What you are asked to do: Scan the records below for the word "charakterystyki" and give only the number of lines that hold it.

◇ ◇ ◇ ◇ ◇ ◇ ◇

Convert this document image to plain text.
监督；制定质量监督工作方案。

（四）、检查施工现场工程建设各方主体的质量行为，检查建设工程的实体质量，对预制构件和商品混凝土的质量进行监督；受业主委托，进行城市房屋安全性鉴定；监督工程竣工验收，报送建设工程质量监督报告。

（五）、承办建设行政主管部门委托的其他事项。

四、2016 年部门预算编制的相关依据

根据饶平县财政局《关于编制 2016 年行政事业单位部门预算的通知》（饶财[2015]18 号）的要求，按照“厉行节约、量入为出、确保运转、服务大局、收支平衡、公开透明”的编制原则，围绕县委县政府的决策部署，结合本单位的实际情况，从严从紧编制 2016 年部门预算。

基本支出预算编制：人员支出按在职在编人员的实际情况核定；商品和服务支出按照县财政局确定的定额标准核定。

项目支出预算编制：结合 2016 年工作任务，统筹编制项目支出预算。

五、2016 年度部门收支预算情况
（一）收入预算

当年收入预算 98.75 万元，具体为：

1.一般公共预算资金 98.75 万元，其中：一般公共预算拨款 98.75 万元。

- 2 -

◇ ◇ ◇ ◇ ◇ ◇ ◇

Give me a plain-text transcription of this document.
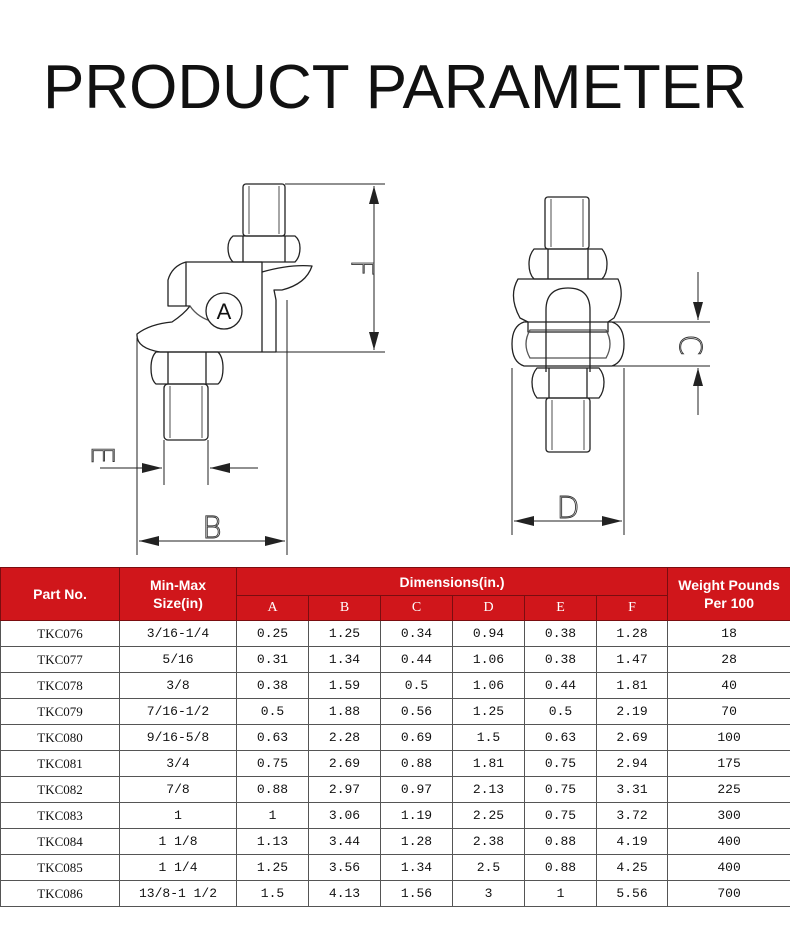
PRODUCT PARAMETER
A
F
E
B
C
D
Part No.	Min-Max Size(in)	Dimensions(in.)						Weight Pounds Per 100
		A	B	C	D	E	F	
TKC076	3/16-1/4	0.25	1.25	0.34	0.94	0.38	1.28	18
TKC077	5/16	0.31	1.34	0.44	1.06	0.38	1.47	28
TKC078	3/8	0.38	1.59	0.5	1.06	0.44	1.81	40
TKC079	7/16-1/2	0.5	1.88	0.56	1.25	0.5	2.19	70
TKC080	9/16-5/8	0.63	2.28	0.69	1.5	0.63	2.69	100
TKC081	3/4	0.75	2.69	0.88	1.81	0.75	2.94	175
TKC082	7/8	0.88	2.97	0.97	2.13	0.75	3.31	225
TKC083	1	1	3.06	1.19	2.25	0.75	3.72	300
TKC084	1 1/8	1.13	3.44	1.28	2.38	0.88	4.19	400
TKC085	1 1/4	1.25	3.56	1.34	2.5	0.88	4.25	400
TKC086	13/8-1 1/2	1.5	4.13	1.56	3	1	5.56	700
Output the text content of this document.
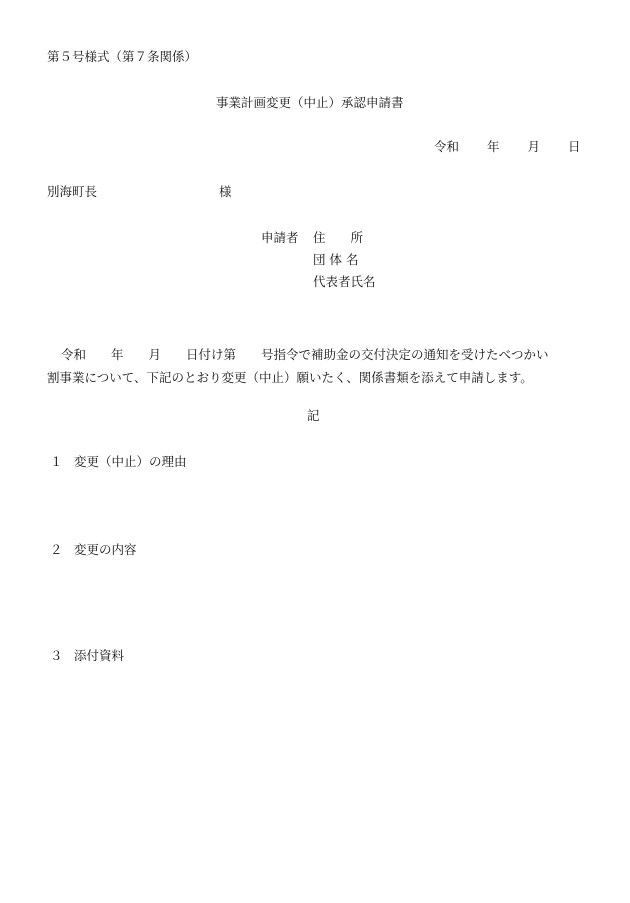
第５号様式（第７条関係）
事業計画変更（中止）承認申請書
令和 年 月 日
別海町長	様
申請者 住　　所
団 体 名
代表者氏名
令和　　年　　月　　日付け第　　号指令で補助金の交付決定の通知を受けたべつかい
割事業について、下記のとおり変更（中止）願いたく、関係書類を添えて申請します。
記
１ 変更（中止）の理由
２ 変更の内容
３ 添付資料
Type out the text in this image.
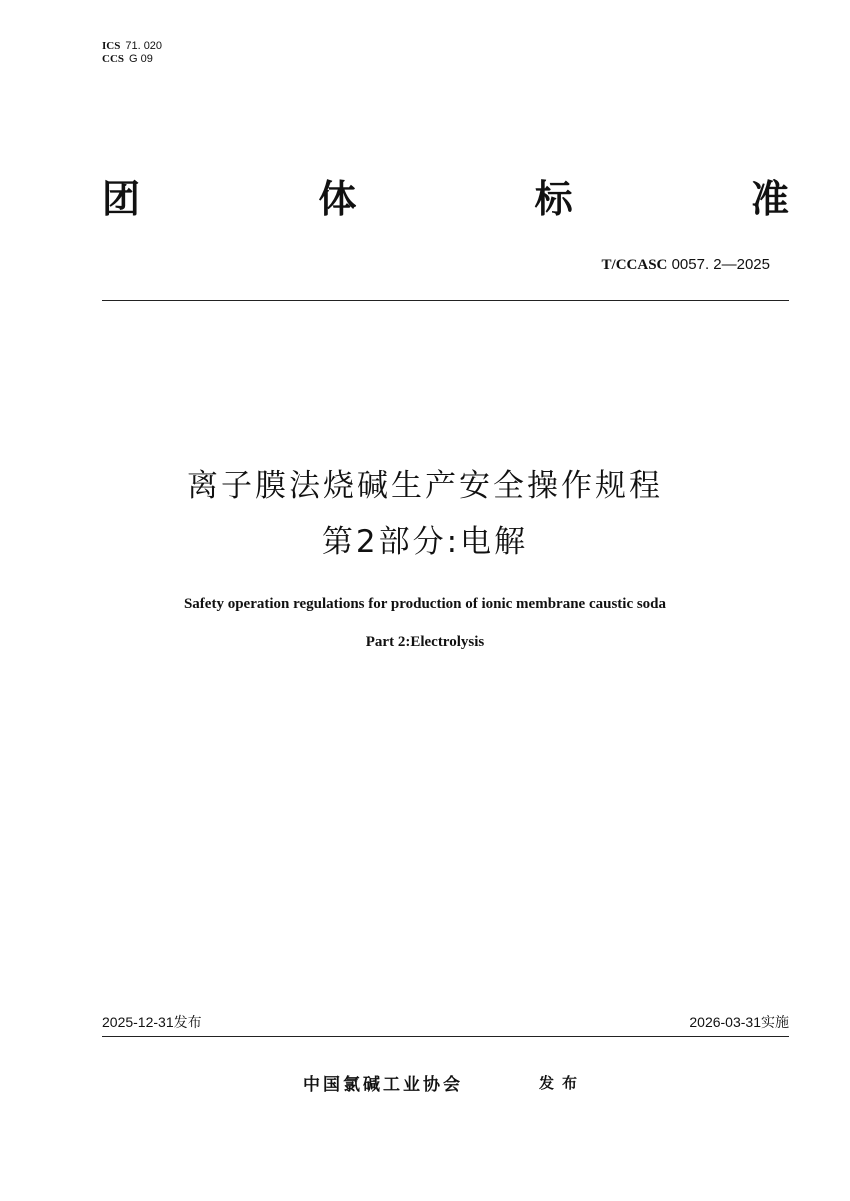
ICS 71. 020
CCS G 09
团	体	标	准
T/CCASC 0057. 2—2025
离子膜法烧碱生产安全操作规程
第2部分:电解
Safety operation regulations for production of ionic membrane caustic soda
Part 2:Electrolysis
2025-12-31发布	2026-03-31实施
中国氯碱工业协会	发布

◇ ◇ ◇ ◇ ◇ ◇ ◇

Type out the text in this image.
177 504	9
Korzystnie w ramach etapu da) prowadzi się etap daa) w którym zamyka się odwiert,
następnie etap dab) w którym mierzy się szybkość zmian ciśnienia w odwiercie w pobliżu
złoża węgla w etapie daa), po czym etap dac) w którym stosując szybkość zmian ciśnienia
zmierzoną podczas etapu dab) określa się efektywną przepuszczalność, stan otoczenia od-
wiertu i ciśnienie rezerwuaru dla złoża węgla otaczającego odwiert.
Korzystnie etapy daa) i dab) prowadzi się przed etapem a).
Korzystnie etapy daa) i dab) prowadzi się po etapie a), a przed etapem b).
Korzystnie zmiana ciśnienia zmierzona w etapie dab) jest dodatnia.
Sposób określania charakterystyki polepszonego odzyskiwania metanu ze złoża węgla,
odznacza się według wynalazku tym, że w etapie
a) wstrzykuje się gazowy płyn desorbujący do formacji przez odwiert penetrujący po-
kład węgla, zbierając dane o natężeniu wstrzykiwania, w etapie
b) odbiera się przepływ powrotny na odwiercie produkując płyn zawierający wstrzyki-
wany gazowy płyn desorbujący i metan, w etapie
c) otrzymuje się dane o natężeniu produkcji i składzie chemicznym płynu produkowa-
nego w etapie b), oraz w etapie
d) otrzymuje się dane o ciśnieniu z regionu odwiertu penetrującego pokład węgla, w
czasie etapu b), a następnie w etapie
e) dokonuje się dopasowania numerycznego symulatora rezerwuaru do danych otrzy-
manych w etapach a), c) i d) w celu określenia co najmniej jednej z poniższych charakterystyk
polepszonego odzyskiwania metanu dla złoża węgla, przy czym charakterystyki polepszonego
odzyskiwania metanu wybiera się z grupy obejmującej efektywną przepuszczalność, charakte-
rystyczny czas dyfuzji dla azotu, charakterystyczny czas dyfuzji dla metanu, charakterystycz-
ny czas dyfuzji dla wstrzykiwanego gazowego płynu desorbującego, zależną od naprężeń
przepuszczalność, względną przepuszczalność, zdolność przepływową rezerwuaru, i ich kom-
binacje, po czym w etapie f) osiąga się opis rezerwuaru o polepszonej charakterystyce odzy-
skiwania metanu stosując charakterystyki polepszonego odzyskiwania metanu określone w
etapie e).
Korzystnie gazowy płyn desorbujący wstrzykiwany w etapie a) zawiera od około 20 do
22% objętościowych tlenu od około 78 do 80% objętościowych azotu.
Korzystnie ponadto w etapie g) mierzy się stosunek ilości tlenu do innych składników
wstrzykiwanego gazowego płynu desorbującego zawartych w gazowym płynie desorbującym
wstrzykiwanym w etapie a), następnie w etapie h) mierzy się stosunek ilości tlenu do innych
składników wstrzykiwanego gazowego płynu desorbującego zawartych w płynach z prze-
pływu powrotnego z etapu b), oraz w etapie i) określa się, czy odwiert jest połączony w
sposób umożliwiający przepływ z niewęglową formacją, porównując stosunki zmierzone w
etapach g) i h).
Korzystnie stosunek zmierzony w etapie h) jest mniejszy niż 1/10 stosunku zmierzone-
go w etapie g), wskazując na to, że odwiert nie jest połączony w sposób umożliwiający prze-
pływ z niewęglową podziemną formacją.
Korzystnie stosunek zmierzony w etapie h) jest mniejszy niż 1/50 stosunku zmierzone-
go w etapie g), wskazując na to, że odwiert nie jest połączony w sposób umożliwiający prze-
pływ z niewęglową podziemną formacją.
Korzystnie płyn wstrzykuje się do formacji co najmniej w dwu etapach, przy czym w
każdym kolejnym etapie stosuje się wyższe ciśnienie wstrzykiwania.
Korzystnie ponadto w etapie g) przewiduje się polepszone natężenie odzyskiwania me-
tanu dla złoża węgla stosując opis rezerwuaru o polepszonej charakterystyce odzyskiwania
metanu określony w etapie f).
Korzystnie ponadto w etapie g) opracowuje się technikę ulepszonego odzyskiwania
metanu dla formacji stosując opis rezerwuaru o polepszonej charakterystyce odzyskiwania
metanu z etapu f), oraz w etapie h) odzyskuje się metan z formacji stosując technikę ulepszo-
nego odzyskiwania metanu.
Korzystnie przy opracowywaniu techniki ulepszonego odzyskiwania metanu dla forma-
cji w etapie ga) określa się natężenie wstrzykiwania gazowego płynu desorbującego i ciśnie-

◇ ◇ ◇ ◇ ◇ ◇ ◇

Solved problem: 3